**GIVEN INSTRUCTION:** Write out the full set of records below exactly.

--- begin DATA SUPPLIED ---

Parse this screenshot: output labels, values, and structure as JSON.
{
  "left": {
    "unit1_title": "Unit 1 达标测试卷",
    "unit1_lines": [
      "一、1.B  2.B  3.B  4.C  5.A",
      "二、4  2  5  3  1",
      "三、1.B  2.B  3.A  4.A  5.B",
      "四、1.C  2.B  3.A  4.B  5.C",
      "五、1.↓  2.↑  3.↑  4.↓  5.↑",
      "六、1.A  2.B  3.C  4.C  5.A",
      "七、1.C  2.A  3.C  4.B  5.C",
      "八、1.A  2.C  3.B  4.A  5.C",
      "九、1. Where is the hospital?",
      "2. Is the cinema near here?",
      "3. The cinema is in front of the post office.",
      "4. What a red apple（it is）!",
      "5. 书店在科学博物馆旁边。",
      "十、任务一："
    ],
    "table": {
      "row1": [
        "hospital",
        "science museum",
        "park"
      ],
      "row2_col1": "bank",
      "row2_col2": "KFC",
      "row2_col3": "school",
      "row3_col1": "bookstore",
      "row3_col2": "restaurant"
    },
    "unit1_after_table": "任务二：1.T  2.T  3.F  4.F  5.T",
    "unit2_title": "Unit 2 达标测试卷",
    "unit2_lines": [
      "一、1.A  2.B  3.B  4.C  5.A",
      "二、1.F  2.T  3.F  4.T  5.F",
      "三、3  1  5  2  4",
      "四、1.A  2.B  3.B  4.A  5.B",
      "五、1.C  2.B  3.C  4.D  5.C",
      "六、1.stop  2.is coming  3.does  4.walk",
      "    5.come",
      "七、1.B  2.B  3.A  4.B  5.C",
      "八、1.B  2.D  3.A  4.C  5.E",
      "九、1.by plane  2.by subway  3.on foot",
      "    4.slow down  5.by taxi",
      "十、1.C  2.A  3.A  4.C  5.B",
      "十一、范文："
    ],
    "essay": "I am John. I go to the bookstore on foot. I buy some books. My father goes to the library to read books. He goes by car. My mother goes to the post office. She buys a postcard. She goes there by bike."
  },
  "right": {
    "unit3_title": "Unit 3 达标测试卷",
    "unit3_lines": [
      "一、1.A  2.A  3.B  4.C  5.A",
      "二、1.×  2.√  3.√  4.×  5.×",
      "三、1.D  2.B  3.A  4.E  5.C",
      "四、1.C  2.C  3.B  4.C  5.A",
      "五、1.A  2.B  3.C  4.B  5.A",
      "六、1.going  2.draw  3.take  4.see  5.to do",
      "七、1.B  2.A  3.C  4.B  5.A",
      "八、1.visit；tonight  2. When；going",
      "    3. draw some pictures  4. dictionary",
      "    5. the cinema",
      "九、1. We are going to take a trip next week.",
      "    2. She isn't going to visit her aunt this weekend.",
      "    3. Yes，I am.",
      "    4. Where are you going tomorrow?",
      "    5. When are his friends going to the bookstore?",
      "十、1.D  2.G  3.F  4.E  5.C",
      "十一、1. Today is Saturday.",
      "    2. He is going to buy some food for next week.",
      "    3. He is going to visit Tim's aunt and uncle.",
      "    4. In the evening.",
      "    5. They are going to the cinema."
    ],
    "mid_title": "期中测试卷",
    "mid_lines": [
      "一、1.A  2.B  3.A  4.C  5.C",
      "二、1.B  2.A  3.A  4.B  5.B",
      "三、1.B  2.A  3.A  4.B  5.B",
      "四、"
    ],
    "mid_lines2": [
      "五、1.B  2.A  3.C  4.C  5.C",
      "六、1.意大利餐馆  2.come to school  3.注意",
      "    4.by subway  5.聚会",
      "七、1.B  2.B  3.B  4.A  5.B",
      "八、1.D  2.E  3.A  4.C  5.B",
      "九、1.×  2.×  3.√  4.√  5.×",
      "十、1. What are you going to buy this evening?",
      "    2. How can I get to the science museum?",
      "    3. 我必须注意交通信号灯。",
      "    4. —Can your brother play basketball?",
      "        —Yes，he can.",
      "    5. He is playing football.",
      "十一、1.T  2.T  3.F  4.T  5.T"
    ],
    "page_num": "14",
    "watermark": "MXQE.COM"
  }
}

--- end DATA SUPPLIED ---

**FINAL RESULT:**
Parse this screenshot: output labels, values, and structure as JSON.
{
  "left": {
    "unit1_title": "Unit 1 达标测试卷",
    "unit1_lines": [
      "一、1.B  2.B  3.B  4.C  5.A",
      "二、4  2  5  3  1",
      "三、1.B  2.B  3.A  4.A  5.B",
      "四、1.C  2.B  3.A  4.B  5.C",
      "五、1.↓  2.↑  3.↑  4.↓  5.↑",
      "六、1.A  2.B  3.C  4.C  5.A",
      "七、1.C  2.A  3.C  4.B  5.C",
      "八、1.A  2.C  3.B  4.A  5.C",
      "九、1. Where is the hospital?",
      "2. Is the cinema near here?",
      "3. The cinema is in front of the post office.",
      "4. What a red apple（it is）!",
      "5. 书店在科学博物馆旁边。",
      "十、任务一："
    ],
    "table": {
      "row1": [
        "hospital",
        "science museum",
        "park"
      ],
      "row2_col1": "bank",
      "row2_col2": "KFC",
      "row2_col3": "school",
      "row3_col1": "bookstore",
      "row3_col2": "restaurant"
    },
    "unit1_after_table": "任务二：1.T  2.T  3.F  4.F  5.T",
    "unit2_title": "Unit 2 达标测试卷",
    "unit2_lines": [
      "一、1.A  2.B  3.B  4.C  5.A",
      "二、1.F  2.T  3.F  4.T  5.F",
      "三、3  1  5  2  4",
      "四、1.A  2.B  3.B  4.A  5.B",
      "五、1.C  2.B  3.C  4.D  5.C",
      "六、1.stop  2.is coming  3.does  4.walk",
      "    5.come",
      "七、1.B  2.B  3.A  4.B  5.C",
      "八、1.B  2.D  3.A  4.C  5.E",
      "九、1.by plane  2.by subway  3.on foot",
      "    4.slow down  5.by taxi",
      "十、1.C  2.A  3.A  4.C  5.B",
      "十一、范文："
    ],
    "essay": "I am John. I go to the bookstore on foot. I buy some books. My father goes to the library to read books. He goes by car. My mother goes to the post office. She buys a postcard. She goes there by bike."
  },
  "right": {
    "unit3_title": "Unit 3 达标测试卷",
    "unit3_lines": [
      "一、1.A  2.A  3.B  4.C  5.A",
      "二、1.×  2.√  3.√  4.×  5.×",
      "三、1.D  2.B  3.A  4.E  5.C",
      "四、1.C  2.C  3.B  4.C  5.A",
      "五、1.A  2.B  3.C  4.B  5.A",
      "六、1.going  2.draw  3.take  4.see  5.to do",
      "七、1.B  2.A  3.C  4.B  5.A",
      "八、1.visit；tonight  2. When；going",
      "    3. draw some pictures  4. dictionary",
      "    5. the cinema",
      "九、1. We are going to take a trip next week.",
      "    2. She isn't going to visit her aunt this weekend.",
      "    3. Yes，I am.",
      "    4. Where are you going tomorrow?",
      "    5. When are his friends going to the bookstore?",
      "十、1.D  2.G  3.F  4.E  5.C",
      "十一、1. Today is Saturday.",
      "    2. He is going to buy some food for next week.",
      "    3. He is going to visit Tim's aunt and uncle.",
      "    4. In the evening.",
      "    5. They are going to the cinema."
    ],
    "mid_title": "期中测试卷",
    "mid_lines": [
      "一、1.A  2.B  3.A  4.C  5.C",
      "二、1.B  2.A  3.A  4.B  5.B",
      "三、1.B  2.A  3.A  4.B  5.B",
      "四、"
    ],
    "mid_lines2": [
      "五、1.B  2.A  3.C  4.C  5.C",
      "六、1.意大利餐馆  2.come to school  3.注意",
      "    4.by subway  5.聚会",
      "七、1.B  2.B  3.B  4.A  5.B",
      "八、1.D  2.E  3.A  4.C  5.B",
      "九、1.×  2.×  3.√  4.√  5.×",
      "十、1. What are you going to buy this evening?",
      "    2. How can I get to the science museum?",
      "    3. 我必须注意交通信号灯。",
      "    4. —Can your brother play basketball?",
      "        —Yes，he can.",
      "    5. He is playing football.",
      "十一、1.T  2.T  3.F  4.T  5.T"
    ],
    "page_num": "14",
    "watermark": "MXQE.COM"
  }
}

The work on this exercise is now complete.